The exercise: Output every entry exactly as written.

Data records
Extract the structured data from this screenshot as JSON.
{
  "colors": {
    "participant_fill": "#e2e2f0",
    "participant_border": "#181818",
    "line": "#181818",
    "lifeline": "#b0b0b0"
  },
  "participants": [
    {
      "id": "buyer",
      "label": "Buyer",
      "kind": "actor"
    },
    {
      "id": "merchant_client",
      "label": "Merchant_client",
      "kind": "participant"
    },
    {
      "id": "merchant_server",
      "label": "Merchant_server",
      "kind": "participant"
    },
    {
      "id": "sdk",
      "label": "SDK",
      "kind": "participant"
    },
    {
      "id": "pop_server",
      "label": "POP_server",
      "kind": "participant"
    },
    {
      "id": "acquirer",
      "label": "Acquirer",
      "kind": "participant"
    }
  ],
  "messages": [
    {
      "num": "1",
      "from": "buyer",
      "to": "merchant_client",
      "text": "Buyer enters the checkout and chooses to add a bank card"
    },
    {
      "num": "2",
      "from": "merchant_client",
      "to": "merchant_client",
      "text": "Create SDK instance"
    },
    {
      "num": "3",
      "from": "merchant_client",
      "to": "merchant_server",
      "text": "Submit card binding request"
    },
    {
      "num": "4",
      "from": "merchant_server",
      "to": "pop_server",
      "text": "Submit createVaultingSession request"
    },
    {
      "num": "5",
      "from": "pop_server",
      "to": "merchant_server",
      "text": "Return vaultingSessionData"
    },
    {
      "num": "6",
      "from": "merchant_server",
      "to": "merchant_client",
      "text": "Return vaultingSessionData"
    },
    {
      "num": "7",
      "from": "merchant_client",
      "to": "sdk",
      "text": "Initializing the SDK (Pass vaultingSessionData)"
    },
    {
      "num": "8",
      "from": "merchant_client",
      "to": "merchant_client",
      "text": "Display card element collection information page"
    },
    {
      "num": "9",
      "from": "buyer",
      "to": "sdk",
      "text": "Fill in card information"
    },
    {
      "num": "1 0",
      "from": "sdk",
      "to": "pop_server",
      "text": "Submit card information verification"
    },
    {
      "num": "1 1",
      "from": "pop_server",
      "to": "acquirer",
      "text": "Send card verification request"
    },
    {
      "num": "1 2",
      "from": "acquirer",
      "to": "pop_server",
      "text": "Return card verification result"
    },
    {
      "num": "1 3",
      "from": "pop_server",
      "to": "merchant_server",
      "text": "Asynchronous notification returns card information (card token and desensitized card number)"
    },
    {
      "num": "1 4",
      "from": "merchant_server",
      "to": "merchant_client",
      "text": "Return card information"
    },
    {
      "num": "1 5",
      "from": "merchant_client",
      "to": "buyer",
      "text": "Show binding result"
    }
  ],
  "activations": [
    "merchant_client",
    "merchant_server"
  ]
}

Full answer:
Extract the structured data from this screenshot as JSON.
{
  "colors": {
    "participant_fill": "#e2e2f0",
    "participant_border": "#181818",
    "line": "#181818",
    "lifeline": "#b0b0b0"
  },
  "participants": [
    {
      "id": "buyer",
      "label": "Buyer",
      "kind": "actor"
    },
    {
      "id": "merchant_client",
      "label": "Merchant_client",
      "kind": "participant"
    },
    {
      "id": "merchant_server",
      "label": "Merchant_server",
      "kind": "participant"
    },
    {
      "id": "sdk",
      "label": "SDK",
      "kind": "participant"
    },
    {
      "id": "pop_server",
      "label": "POP_server",
      "kind": "participant"
    },
    {
      "id": "acquirer",
      "label": "Acquirer",
      "kind": "participant"
    }
  ],
  "messages": [
    {
      "num": "1",
      "from": "buyer",
      "to": "merchant_client",
      "text": "Buyer enters the checkout and chooses to add a bank card"
    },
    {
      "num": "2",
      "from": "merchant_client",
      "to": "merchant_client",
      "text": "Create SDK instance"
    },
    {
      "num": "3",
      "from": "merchant_client",
      "to": "merchant_server",
      "text": "Submit card binding request"
    },
    {
      "num": "4",
      "from": "merchant_server",
      "to": "pop_server",
      "text": "Submit createVaultingSession request"
    },
    {
      "num": "5",
      "from": "pop_server",
      "to": "merchant_server",
      "text": "Return vaultingSessionData"
    },
    {
      "num": "6",
      "from": "merchant_server",
      "to": "merchant_client",
      "text": "Return vaultingSessionData"
    },
    {
      "num": "7",
      "from": "merchant_client",
      "to": "sdk",
      "text": "Initializing the SDK (Pass vaultingSessionData)"
    },
    {
      "num": "8",
      "from": "merchant_client",
      "to": "merchant_client",
      "text": "Display card element collection information page"
    },
    {
      "num": "9",
      "from": "buyer",
      "to": "sdk",
      "text": "Fill in card information"
    },
    {
      "num": "1 0",
      "from": "sdk",
      "to": "pop_server",
      "text": "Submit card information verification"
    },
    {
      "num": "1 1",
      "from": "pop_server",
      "to": "acquirer",
      "text": "Send card verification request"
    },
    {
      "num": "1 2",
      "from": "acquirer",
      "to": "pop_server",
      "text": "Return card verification result"
    },
    {
      "num": "1 3",
      "from": "pop_server",
      "to": "merchant_server",
      "text": "Asynchronous notification returns card information (card token and desensitized card number)"
    },
    {
      "num": "1 4",
      "from": "merchant_server",
      "to": "merchant_client",
      "text": "Return card information"
    },
    {
      "num": "1 5",
      "from": "merchant_client",
      "to": "buyer",
      "text": "Show binding result"
    }
  ],
  "activations": [
    "merchant_client",
    "merchant_server"
  ]
}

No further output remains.